Challenge: A faithful transcription of all the data is required.

Dataset records
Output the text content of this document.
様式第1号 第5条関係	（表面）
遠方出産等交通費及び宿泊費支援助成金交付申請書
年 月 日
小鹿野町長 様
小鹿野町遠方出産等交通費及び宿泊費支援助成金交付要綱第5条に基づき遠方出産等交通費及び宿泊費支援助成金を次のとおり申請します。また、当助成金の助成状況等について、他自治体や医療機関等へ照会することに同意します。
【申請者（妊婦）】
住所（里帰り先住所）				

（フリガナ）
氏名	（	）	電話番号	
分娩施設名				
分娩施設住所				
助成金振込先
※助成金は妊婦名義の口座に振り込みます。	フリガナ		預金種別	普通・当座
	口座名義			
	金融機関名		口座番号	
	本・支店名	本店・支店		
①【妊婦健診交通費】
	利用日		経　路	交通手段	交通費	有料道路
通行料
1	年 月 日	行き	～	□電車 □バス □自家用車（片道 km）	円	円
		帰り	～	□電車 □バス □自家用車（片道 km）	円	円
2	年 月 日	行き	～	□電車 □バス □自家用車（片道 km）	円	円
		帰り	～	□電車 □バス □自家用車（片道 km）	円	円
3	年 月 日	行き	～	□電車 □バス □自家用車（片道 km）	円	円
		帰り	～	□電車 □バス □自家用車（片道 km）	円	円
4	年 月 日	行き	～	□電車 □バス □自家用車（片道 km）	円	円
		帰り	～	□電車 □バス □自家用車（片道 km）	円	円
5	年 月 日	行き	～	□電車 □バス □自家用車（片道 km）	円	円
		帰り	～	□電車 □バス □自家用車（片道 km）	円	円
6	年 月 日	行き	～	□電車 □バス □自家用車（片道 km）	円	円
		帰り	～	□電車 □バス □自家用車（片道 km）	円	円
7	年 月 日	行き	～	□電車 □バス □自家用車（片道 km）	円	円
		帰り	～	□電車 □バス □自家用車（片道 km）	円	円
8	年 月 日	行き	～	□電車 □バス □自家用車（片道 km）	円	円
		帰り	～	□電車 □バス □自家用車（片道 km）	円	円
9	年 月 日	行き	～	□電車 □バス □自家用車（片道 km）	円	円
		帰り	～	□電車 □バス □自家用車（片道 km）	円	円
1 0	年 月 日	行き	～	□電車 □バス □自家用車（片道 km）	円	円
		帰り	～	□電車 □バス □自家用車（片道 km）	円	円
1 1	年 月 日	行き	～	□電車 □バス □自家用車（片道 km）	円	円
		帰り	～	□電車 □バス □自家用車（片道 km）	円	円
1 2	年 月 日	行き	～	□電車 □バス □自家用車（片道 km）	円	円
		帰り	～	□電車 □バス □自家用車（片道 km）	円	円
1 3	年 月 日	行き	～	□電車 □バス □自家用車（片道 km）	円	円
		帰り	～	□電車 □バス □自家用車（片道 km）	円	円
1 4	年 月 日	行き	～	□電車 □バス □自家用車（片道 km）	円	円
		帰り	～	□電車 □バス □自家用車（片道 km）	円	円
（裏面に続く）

Solution to the problem:
Output the text content of this document.
様式第1号 第5条関係	（表面）
遠方出産等交通費及び宿泊費支援助成金交付申請書
年 月 日
小鹿野町長 様
小鹿野町遠方出産等交通費及び宿泊費支援助成金交付要綱第5条に基づき遠方出産等交通費及び宿泊費支援助成金を次のとおり申請します。また、当助成金の助成状況等について、他自治体や医療機関等へ照会することに同意します。
【申請者（妊婦）】
住所（里帰り先住所）				

（フリガナ）
氏名	（	）	電話番号	
分娩施設名				
分娩施設住所				
助成金振込先
※助成金は妊婦名義の口座に振り込みます。	フリガナ		預金種別	普通・当座
	口座名義			
	金融機関名		口座番号	
	本・支店名	本店・支店		
①【妊婦健診交通費】
	利用日		経　路	交通手段	交通費	有料道路
通行料
1	年 月 日	行き	～	□電車 □バス □自家用車（片道 km）	円	円
		帰り	～	□電車 □バス □自家用車（片道 km）	円	円
2	年 月 日	行き	～	□電車 □バス □自家用車（片道 km）	円	円
		帰り	～	□電車 □バス □自家用車（片道 km）	円	円
3	年 月 日	行き	～	□電車 □バス □自家用車（片道 km）	円	円
		帰り	～	□電車 □バス □自家用車（片道 km）	円	円
4	年 月 日	行き	～	□電車 □バス □自家用車（片道 km）	円	円
		帰り	～	□電車 □バス □自家用車（片道 km）	円	円
5	年 月 日	行き	～	□電車 □バス □自家用車（片道 km）	円	円
		帰り	～	□電車 □バス □自家用車（片道 km）	円	円
6	年 月 日	行き	～	□電車 □バス □自家用車（片道 km）	円	円
		帰り	～	□電車 □バス □自家用車（片道 km）	円	円
7	年 月 日	行き	～	□電車 □バス □自家用車（片道 km）	円	円
		帰り	～	□電車 □バス □自家用車（片道 km）	円	円
8	年 月 日	行き	～	□電車 □バス □自家用車（片道 km）	円	円
		帰り	～	□電車 □バス □自家用車（片道 km）	円	円
9	年 月 日	行き	～	□電車 □バス □自家用車（片道 km）	円	円
		帰り	～	□電車 □バス □自家用車（片道 km）	円	円
1 0	年 月 日	行き	～	□電車 □バス □自家用車（片道 km）	円	円
		帰り	～	□電車 □バス □自家用車（片道 km）	円	円
1 1	年 月 日	行き	～	□電車 □バス □自家用車（片道 km）	円	円
		帰り	～	□電車 □バス □自家用車（片道 km）	円	円
1 2	年 月 日	行き	～	□電車 □バス □自家用車（片道 km）	円	円
		帰り	～	□電車 □バス □自家用車（片道 km）	円	円
1 3	年 月 日	行き	～	□電車 □バス □自家用車（片道 km）	円	円
		帰り	～	□電車 □バス □自家用車（片道 km）	円	円
1 4	年 月 日	行き	～	□電車 □バス □自家用車（片道 km）	円	円
		帰り	～	□電車 □バス □自家用車（片道 km）	円	円
（裏面に続く）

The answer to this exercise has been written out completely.